EXERCISE TASKS
A - From the passage on collecting single molecules with optical tweezers, write out the stretch from "Collecting single molecules" through "of protein crystals.".
B - According to the passage on collecting single molecules with optical tweezers, what kind of molecules were collected, and what were they suspended in?
C - Proceed with the passage on collecting single molecules with optical tweezers, picking up after its last sentence.

PASSAGE PROVIDED
★ ★ ★ ★ ★ ★ ★
Collecting single molecules with conventional optical tweezers

The size of particles that can be trapped in optical tweezers ranges from tens of nanometers to tens of micrometers. This size regime also includes large single molecules. Here we present experiments demonstrating that optical tweezers can be used to collect polyethylene oxide molecules suspended in water. The molecules that accumulate in the focal volume do not aggregate and therefore represent a region of increased molecule concentration, which can be controlled by the trapping potential. We also present a model that relates the change in concentration to the trapping potential. Since many protein molecules have molecular weights for which this method is applicable the effect may be useful in assisting nucleation of protein crystals.

Figure 1

Schematic diagram of the experimental setup. The ytterbium fiber laser was used to create the trapping potential while the local increase in the molecule concentration was monitored by collecting the scattered light of the collinear $\mathrm{He}\text{−}\mathrm{Ne}$ laser. A beam block in the detection beam path increased the sensitivity of the detection system.

Figure 2

Typical time series of the scattered $\mathrm{He}\text{−}\mathrm{Ne}$ light intensity (in arbitrary units) as a result of the concentration increase due to a trapping potential created by the trapping laser (switched on at $t=0$). The solid line shows a fitted curve using the function $S=S_0(1-e^{-t∕\tau })$.
★ ★ ★ ★ ★ ★ ★
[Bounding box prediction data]

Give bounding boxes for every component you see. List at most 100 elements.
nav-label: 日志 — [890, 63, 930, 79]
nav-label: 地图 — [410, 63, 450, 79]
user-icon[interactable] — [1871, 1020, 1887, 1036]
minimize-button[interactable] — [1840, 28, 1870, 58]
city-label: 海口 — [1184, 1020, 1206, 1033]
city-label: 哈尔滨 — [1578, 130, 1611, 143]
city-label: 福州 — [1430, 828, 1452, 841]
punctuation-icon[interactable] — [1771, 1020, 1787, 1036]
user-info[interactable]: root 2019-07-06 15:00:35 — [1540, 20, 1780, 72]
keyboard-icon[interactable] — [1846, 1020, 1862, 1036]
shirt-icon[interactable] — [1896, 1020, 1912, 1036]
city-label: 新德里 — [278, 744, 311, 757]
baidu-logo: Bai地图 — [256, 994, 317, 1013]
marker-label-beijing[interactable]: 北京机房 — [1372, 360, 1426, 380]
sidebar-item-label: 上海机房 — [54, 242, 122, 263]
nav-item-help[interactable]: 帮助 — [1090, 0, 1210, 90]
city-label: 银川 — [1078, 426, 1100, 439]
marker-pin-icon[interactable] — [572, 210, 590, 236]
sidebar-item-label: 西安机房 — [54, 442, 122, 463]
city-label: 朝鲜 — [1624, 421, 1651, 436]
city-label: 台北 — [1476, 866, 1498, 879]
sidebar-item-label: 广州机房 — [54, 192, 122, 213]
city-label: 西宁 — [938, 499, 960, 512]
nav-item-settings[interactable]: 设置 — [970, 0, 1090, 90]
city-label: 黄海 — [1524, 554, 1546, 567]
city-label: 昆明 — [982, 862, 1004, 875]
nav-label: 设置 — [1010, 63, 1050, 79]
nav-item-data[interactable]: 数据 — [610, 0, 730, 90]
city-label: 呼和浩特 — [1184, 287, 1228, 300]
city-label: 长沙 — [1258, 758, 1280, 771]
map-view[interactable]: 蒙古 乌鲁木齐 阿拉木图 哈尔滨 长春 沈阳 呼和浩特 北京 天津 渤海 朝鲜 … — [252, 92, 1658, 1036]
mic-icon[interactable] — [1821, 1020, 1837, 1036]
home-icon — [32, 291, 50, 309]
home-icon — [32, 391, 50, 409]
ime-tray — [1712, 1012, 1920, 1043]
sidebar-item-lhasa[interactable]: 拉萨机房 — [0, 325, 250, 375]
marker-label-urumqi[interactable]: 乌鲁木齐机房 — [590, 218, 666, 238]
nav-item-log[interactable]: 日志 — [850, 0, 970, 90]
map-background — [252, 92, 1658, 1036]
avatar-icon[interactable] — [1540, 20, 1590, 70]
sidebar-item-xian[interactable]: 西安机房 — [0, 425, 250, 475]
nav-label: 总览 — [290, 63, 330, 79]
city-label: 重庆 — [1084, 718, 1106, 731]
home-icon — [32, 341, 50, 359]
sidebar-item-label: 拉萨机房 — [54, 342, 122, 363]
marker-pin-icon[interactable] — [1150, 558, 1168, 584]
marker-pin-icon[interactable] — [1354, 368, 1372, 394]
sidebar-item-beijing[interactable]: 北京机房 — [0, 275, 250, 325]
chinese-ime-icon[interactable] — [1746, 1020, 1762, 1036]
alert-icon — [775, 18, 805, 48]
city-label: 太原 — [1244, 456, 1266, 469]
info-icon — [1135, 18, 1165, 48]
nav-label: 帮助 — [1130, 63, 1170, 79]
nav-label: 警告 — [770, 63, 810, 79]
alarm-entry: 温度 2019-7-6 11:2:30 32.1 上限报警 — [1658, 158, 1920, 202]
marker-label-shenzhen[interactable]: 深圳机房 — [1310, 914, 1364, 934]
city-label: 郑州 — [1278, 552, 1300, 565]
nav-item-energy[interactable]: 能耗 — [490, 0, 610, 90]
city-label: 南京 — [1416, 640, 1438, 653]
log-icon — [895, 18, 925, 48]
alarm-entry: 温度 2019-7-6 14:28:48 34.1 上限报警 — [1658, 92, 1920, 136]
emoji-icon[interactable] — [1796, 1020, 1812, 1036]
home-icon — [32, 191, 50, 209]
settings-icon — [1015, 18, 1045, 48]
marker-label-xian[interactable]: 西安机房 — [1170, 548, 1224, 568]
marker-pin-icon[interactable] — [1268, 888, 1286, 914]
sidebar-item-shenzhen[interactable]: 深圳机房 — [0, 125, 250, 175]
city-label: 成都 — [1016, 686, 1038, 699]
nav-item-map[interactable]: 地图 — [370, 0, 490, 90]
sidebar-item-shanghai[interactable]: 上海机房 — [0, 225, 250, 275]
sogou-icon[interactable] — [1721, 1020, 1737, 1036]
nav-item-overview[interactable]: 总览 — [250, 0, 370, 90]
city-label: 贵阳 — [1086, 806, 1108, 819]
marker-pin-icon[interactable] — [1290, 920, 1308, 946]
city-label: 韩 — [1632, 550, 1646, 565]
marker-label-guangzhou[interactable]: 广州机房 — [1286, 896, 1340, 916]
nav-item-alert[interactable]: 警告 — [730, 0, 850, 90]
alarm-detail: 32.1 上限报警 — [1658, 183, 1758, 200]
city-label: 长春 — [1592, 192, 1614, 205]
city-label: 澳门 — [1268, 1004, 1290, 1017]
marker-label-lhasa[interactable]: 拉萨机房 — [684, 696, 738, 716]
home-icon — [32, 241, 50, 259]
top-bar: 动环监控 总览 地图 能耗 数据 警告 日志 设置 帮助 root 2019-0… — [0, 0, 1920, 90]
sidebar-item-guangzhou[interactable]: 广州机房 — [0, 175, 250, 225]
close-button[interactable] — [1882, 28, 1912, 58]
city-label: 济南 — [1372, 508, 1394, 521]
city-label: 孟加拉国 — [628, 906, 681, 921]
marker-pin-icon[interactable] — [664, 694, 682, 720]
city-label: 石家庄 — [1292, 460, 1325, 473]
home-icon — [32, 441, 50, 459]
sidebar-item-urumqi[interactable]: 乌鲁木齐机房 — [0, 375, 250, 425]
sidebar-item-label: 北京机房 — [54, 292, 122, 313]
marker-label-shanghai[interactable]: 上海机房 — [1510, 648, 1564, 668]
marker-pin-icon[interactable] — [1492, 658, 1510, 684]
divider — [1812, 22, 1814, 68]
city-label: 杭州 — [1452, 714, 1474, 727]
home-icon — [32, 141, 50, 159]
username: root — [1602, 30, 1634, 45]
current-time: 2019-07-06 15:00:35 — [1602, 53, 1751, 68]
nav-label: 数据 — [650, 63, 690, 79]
★ ★ ★ ★ ★ ★ ★
OUTPUTS FOR THE TASKS
A -
Collecting single molecules with conventional optical tweezers

The size of particles that can be trapped in optical tweezers ranges from tens of nanometers to tens of micrometers. This size regime also includes large single molecules. Here we present experiments demonstrating that optical tweezers can be used to collect polyethylene oxide molecules suspended in water. The molecules that accumulate in the focal volume do not aggregate and therefore represent a region of increased molecule concentration, which can be controlled by the trapping potential. We also present a model that relates the change in concentration to the trapping potential. Since many protein molecules have molecular weights for which this method is applicable the effect may be useful in assisting nucleation of protein crystals.

B - Polyethylene oxide molecules suspended in water.

C -
Figure 3

(a) Scattered $\mathrm{He}\text{−}\mathrm{Ne}$ light intensity (in arbitrary units) for a stepwise changing power of the trapping laser (dashed lines). Graph is for PEO with molecular weight $m_w=300\mathrm{kDa}$ and an initial PEO concentration of $0.027\mathrm{wt}\%$, the trapping laser powers in the different sections (I–VII, left to right) were 0.58, 0.10, 0.60, 0.10, 0.64, 0.10, and $-0.7\mathrm{W}$. (b) Summary of collection rates $R$ for PEO with molecular weights $m_w=300$ $(*)$ and $900\mathrm{kDa}$ $(▿)$. The data points at $0.1\mathrm{W}$ give the reciprocal of the time constants for the diffusion-driven decrease extracted from (d). (c) Increase of $\mathrm{He}\text{−}\mathrm{Ne}$ light intensity for different laser powers [taken from (a)], fitted with $S=S_0(1-e^{-t∕\tau })$. (d) For laser powers below the threshold the $\mathrm{He}\text{−}\mathrm{Ne}$ light intensities decreased exponentially with time.

Figure 4

Calculated surface area of the equipotential contour of the trap for a potential depth of $kT$ for different molecular weight PEO molecules. The dash-dotted line gives the surface area of the event horizon for PEO molecules with molecular weight of $900\mathrm{kDa}$, the dotted line for $300\mathrm{kDa}$, and the solid line for $100\mathrm{kDa}$.